Prompt:
Locate all lines in the data below that hold "plot" and show them.

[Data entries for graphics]
__________

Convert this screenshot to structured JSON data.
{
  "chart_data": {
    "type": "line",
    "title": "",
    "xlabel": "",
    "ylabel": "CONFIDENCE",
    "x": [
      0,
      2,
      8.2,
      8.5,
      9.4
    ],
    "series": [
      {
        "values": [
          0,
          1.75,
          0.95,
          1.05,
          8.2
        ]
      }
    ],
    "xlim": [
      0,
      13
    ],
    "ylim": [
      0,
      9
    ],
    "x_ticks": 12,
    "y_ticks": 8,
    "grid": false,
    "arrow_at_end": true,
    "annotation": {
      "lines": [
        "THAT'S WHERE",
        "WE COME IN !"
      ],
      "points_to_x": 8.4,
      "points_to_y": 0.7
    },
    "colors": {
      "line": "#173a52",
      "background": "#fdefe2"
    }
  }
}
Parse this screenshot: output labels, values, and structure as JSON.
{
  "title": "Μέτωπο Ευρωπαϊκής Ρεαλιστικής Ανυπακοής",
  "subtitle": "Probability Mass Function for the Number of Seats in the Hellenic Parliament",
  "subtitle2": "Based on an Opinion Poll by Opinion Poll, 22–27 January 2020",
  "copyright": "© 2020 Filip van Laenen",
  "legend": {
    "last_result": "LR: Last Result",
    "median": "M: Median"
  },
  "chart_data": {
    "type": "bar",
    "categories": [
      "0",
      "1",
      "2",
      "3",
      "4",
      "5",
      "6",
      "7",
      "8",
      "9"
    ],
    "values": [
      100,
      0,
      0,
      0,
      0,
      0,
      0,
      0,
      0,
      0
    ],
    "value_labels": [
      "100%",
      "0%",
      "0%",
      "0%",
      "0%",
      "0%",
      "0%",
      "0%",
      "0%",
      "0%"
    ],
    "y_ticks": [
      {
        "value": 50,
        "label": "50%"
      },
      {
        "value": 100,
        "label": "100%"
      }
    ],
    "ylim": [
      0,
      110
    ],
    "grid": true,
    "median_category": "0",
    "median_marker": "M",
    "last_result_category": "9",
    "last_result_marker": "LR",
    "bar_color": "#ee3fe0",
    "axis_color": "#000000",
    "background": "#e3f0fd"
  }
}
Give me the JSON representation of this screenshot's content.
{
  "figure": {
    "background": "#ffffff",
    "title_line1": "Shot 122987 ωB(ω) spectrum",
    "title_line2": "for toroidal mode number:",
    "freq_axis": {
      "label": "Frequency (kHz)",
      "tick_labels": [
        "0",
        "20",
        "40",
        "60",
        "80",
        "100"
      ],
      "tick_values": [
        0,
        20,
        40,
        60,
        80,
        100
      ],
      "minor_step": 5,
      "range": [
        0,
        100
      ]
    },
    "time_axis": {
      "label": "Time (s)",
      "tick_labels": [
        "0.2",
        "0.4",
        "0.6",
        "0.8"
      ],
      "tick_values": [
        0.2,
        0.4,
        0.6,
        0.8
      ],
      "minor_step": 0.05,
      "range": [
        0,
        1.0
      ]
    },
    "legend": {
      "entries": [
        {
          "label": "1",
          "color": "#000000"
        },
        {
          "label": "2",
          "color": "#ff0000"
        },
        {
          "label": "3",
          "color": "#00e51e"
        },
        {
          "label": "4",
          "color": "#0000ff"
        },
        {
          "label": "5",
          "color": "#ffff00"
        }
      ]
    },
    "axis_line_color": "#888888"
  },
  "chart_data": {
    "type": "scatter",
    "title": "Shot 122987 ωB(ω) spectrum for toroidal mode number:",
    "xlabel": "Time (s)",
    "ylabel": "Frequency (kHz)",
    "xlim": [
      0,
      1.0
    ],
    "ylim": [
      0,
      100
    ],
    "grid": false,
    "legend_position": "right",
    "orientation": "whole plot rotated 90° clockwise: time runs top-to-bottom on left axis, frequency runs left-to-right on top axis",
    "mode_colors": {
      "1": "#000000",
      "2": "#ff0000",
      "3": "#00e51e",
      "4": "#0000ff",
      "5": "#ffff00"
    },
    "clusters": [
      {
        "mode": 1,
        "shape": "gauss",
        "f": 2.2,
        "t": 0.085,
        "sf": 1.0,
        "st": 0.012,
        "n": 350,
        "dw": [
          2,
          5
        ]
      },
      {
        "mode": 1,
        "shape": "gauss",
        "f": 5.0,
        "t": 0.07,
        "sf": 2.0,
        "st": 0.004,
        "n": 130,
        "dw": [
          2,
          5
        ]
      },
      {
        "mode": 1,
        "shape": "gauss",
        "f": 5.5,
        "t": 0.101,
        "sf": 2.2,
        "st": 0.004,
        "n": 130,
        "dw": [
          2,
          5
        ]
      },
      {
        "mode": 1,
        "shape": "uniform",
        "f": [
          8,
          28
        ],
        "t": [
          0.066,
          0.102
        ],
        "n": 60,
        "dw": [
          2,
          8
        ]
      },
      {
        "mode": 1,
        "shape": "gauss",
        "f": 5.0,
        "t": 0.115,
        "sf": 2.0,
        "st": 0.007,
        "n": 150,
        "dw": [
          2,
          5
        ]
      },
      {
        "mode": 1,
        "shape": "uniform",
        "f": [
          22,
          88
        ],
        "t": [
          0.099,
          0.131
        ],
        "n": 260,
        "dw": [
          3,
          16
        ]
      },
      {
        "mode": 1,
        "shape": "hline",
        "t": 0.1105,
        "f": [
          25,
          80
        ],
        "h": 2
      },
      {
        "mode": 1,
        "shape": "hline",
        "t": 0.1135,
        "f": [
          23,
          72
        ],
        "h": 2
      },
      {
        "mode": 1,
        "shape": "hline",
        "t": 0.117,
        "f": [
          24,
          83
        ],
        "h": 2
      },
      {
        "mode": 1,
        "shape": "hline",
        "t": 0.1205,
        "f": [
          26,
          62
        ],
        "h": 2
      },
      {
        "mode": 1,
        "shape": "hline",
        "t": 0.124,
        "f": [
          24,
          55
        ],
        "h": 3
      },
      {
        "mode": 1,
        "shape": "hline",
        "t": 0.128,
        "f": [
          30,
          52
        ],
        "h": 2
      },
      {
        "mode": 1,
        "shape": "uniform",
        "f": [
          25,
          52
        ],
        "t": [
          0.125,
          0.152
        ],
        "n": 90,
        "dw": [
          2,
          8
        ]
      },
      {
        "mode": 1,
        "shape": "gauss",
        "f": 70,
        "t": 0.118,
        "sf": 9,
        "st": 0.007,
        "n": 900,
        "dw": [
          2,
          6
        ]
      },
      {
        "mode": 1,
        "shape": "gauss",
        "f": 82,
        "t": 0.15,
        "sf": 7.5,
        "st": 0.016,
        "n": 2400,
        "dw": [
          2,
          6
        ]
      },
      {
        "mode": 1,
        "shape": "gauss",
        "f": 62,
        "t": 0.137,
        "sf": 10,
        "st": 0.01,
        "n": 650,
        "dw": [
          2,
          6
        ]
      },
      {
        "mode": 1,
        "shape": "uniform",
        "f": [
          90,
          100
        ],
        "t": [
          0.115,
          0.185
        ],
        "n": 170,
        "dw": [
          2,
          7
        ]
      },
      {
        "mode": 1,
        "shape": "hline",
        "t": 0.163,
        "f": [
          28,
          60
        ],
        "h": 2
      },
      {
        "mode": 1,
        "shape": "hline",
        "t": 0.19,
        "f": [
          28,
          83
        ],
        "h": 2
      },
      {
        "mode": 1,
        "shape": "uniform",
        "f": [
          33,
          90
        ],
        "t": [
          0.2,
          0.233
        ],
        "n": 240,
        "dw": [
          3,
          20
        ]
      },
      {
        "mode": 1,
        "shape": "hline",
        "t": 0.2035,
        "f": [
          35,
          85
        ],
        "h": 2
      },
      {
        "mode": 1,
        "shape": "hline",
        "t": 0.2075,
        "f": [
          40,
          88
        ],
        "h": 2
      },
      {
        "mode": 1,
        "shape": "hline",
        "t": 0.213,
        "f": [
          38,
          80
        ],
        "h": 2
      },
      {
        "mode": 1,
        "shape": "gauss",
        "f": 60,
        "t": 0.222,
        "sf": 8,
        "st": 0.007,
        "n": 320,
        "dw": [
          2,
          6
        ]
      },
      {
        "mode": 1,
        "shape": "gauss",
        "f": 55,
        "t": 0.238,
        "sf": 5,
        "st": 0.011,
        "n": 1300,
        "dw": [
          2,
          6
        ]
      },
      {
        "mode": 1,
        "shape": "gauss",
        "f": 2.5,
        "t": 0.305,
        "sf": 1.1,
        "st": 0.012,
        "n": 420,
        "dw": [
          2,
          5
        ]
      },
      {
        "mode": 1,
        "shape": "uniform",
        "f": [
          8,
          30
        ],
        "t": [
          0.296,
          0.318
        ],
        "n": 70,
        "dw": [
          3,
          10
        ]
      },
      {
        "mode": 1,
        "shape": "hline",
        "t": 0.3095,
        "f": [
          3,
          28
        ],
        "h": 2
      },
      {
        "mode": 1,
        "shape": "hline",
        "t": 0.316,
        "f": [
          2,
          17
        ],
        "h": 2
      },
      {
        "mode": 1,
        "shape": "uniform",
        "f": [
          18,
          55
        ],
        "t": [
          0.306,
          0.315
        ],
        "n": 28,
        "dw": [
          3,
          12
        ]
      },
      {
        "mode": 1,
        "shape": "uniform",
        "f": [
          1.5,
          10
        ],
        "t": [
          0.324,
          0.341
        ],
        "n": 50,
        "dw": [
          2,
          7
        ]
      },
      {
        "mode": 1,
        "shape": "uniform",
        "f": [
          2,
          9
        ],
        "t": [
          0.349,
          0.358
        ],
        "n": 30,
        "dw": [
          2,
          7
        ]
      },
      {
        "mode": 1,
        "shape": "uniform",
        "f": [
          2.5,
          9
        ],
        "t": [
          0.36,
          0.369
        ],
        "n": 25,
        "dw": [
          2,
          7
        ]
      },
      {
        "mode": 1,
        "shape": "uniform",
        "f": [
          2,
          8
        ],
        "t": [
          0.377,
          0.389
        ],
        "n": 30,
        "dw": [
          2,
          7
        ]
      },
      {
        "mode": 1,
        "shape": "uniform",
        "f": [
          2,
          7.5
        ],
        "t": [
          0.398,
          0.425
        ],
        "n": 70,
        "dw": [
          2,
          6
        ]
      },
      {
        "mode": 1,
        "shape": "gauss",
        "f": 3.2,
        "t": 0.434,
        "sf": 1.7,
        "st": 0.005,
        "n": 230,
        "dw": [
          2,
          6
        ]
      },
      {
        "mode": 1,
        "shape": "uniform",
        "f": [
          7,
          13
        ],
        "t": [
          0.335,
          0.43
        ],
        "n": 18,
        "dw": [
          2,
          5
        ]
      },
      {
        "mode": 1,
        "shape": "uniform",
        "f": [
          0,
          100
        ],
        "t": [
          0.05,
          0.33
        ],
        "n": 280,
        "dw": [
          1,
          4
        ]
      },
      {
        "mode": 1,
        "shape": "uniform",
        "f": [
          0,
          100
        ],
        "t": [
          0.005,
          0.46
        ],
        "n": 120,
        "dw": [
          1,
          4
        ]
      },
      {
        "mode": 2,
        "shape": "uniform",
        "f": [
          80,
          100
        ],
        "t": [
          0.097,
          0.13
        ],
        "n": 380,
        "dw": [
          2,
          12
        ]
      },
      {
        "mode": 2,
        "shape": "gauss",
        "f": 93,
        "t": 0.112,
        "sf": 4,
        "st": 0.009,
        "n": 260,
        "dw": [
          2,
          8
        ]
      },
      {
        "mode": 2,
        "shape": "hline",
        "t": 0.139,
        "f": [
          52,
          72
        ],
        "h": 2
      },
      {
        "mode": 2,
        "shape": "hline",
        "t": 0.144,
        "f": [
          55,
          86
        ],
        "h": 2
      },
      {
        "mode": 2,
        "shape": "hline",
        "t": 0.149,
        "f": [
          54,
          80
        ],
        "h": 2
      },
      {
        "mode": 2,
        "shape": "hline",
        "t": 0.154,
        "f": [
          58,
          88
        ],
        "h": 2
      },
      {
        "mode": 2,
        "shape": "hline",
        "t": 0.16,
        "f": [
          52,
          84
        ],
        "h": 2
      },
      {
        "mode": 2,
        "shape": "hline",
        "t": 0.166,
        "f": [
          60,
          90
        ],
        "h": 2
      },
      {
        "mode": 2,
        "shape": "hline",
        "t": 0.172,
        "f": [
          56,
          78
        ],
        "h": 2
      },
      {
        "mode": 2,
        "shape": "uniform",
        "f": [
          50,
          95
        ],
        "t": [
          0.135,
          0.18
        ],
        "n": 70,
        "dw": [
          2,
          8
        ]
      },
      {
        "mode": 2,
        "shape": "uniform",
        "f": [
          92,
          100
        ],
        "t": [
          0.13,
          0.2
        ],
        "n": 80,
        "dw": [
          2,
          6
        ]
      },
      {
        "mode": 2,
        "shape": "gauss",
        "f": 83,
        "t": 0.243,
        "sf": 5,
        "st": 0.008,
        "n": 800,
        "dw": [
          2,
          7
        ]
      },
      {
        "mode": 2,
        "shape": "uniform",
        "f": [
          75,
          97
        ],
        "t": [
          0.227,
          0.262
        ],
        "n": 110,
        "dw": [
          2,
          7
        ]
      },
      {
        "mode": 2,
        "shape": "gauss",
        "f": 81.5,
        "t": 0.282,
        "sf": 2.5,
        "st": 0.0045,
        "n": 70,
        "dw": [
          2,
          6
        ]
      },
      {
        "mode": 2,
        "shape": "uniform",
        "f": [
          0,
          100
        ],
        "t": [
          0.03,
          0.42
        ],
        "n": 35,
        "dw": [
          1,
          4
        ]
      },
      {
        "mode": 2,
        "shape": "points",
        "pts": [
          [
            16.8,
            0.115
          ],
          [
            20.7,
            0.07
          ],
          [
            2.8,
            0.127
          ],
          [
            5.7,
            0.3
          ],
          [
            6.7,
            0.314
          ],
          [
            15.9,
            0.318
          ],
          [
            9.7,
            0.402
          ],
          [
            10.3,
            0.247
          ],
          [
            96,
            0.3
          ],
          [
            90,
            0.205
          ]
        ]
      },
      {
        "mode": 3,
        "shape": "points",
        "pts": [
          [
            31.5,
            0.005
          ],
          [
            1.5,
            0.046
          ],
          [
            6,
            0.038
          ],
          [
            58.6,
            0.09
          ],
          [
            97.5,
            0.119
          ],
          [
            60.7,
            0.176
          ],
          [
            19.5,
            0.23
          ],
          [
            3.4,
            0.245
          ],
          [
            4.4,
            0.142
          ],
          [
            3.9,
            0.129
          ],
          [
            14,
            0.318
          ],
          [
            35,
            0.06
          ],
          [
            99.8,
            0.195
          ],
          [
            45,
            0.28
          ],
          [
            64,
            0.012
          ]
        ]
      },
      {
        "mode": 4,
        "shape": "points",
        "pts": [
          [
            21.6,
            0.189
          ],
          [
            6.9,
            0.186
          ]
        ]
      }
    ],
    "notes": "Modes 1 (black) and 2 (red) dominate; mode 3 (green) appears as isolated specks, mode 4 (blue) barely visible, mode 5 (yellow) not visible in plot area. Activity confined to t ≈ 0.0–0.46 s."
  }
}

__________

Completed task:
    "orientation": "whole plot rotated 90° clockwise: time runs top-to-bottom on left axis, frequency runs left-to-right on top axis",
    "notes": "Modes 1 (black) and 2 (red) dominate; mode 3 (green) appears as isolated specks, mode 4 (blue) barely visible, mode 5 (yellow) not visible in plot area. Activity confined to t ≈ 0.0–0.46 s."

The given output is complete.